BEGIN PASSAGE PROVIDED
Munich Re (the insurer’s insurer) may have more impact on society’s response to climate change than scientists and legislators.

From The Guardian:

Insurers have warned that climate change could make cover for ordinary people unaffordable after the world’s largest reinsurance firm blamed global warming for $24bn (£18bn) of losses in the Californian wildfires.

Ernst Rauch, Munich Re’s chief climatologist, told the Guardian that the costs could soon be widely felt, with premium rises already under discussion with clients holding asset concentrations in vulnerable parts of the state. …

After comparing observational data spanning several decades with climate models, the report concluded that the wildfires, which killed 85 people, were “broadly consistent with climate change”.

Nicolas Jeanmart, the head of personal insurance, general insurance and macroeconomics at Insurance Europe, which speaks for 34 national insurance associations, said the knock-on effects from rising premiums could pose a threat to social order. … 

“The sector is concerned that continuing global increases in temperature could make it increasingly difficult to offer the affordable financial protection that people deserve, and that modern society requires to function properly,” he said. …

Dr Ben Caldecott, the director of Oxford University’s sustainable finance programme, said: “Company directors and fiduciaries will ultimately be held responsible for avoidable climate-related damages and losses and urgently need to up their game to avoid litigation and liability.”
END PASSAGE PROVIDED
BEGIN PROVIDED MATERIAL
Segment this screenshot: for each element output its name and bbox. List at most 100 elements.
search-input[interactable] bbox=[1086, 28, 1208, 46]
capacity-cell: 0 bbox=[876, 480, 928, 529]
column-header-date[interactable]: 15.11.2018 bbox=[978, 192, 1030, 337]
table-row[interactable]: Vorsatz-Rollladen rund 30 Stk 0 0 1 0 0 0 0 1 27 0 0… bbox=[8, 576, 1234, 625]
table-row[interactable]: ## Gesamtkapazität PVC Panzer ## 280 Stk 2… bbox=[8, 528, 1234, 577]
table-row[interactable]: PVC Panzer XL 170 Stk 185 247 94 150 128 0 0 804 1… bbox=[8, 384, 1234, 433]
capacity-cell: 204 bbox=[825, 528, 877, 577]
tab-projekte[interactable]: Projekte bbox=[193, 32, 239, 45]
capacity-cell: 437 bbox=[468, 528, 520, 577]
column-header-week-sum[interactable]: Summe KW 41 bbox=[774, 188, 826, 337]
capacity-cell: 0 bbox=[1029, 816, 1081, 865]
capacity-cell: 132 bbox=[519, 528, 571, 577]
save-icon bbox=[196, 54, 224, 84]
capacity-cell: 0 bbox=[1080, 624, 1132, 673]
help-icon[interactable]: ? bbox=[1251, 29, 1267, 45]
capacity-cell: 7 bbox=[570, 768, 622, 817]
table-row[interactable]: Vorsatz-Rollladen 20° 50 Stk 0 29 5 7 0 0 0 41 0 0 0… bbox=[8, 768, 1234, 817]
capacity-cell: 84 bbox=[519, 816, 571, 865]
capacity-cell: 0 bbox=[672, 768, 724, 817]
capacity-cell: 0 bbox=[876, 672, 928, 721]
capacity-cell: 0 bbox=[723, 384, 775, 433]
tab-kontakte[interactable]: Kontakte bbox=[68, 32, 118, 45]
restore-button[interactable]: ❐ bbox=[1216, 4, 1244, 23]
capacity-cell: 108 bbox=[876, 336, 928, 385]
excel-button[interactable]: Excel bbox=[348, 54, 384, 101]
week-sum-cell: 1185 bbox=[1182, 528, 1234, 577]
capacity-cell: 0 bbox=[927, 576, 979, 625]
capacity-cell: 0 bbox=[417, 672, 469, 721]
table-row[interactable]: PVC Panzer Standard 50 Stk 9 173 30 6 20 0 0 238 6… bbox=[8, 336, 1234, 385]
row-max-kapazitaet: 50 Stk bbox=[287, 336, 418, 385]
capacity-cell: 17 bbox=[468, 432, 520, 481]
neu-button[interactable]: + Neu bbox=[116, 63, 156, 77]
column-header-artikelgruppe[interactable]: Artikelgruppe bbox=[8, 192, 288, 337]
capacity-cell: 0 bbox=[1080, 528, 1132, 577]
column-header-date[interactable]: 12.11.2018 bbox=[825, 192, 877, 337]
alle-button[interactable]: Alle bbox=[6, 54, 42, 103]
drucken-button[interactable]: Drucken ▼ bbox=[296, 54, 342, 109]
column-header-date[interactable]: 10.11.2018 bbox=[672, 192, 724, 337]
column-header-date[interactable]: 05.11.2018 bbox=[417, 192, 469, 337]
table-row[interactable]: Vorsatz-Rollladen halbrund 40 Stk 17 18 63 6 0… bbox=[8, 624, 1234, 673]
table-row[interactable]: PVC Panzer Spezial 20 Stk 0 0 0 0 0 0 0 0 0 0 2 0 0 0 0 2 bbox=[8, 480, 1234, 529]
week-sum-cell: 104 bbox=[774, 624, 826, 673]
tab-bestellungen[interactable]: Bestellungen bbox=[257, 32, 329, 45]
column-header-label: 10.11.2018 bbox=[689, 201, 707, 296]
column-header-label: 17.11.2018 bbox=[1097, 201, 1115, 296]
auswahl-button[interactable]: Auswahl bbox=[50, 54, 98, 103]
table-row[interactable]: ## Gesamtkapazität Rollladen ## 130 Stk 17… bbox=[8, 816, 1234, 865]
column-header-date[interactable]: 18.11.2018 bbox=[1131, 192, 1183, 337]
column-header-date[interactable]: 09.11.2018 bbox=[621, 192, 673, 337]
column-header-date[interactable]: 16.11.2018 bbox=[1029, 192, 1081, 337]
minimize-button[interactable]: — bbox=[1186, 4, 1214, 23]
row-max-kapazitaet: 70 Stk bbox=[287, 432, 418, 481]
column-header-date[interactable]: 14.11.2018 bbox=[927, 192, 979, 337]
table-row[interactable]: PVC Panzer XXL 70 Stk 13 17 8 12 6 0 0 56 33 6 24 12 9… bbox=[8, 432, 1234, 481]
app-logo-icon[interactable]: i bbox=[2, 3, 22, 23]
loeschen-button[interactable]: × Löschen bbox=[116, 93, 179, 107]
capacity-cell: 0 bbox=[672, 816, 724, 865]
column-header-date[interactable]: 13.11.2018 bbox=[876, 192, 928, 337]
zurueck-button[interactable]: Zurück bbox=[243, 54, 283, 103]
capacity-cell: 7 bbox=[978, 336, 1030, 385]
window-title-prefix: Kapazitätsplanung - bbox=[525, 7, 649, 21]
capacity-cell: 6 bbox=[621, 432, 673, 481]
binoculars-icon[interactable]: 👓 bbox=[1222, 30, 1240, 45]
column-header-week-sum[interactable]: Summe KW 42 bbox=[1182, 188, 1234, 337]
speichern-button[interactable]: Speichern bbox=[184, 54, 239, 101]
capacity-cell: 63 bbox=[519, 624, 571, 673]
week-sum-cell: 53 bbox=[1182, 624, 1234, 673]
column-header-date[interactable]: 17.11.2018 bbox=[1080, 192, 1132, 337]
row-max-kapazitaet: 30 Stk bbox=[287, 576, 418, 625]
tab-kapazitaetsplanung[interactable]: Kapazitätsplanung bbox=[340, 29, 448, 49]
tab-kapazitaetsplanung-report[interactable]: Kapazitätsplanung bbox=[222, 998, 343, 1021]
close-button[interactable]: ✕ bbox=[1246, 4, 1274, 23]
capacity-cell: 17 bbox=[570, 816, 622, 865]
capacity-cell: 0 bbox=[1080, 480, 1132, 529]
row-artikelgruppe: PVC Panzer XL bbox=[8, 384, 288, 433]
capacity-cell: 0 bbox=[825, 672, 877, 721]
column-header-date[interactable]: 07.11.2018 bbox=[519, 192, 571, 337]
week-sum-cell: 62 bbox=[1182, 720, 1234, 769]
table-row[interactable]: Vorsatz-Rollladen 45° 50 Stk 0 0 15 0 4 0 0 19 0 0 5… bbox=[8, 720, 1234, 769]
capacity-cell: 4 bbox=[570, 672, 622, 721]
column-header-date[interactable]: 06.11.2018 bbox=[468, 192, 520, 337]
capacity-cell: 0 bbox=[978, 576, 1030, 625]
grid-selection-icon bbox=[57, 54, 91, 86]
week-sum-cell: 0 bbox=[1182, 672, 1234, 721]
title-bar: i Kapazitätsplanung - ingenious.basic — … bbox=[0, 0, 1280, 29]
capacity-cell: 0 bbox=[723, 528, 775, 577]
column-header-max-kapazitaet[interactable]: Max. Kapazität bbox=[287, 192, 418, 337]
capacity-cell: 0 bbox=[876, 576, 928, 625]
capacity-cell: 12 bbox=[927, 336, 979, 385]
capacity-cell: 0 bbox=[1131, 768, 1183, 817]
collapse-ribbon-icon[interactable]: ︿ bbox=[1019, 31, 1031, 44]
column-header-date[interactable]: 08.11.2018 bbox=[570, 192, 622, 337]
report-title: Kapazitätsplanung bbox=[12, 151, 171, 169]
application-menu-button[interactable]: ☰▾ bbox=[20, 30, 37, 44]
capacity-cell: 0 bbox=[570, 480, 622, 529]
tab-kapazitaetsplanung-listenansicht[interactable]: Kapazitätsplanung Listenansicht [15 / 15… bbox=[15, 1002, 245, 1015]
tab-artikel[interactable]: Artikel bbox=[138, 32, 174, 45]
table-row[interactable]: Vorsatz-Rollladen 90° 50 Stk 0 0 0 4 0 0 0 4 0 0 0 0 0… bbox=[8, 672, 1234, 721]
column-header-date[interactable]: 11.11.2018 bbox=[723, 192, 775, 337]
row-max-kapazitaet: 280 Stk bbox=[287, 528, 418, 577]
END PROVIDED MATERIAL
*TASK INSTRUCTIONS*.
1. In the passage on climate change and insurance, rewrite the paragraph beginning "Insurers have warned that climate change" in a single shorter sentence that keeps its main facts.
2. Decide whether each statement agrees with the passage on climate change and insurance. Answer yes or no, and quote the words that decide it.
(a) The wildfires killed 85 people.
(b) Insurance Europe speaks for 34 national insurance associations.
(c) Ernst Rauch is Munich Re's chief executive.
3. Continue the passage on climate change and insurance from its final sentence.

*EXERCISE RESPONSES*.
1. After the world's largest reinsurance firm attributed $24bn (£18bn) of Californian wildfire losses to global warming, insurers warned that climate change could make cover unaffordable for ordinary people.

2.
(a) Yes: "which killed 85 people"
(b) Yes: "which speaks for 34 national insurance associations"
(c) No: "Munich Re’s chief climatologist"

3.
Munich Re has divested its large thermal coal holdings. However, it maintains some gas and oil investments.



  1. This article raises a good point but one must beware of mis-using this article to cause more FEAR about climate change. As noted by one banker in this financial news “In general, one can’t prove that a single event is the result of climate change but it is likely to cause more such events of greater severity.” As an individual, one has to continue to support our current economy but be open to new equitable ways to prepare for, regulate and finance future events, even banning human developments in crisis areas eg low coast lines, dense forests. One might promote communities/countries to build tidal wall barriers for low coast areas and proclaim forest lands protected areas, for example.

  2. Four focus areas of climate change policies for scientists and policy makers

    1) Assess science with short term impact
    2) Set realistic policy goals
    3) Start rapid adaptation with more local data
    4) Introduce rapid responses to quickly lessen climate impacts, such as through reducing emissions of methane, soot (or black carbon) and HFCs.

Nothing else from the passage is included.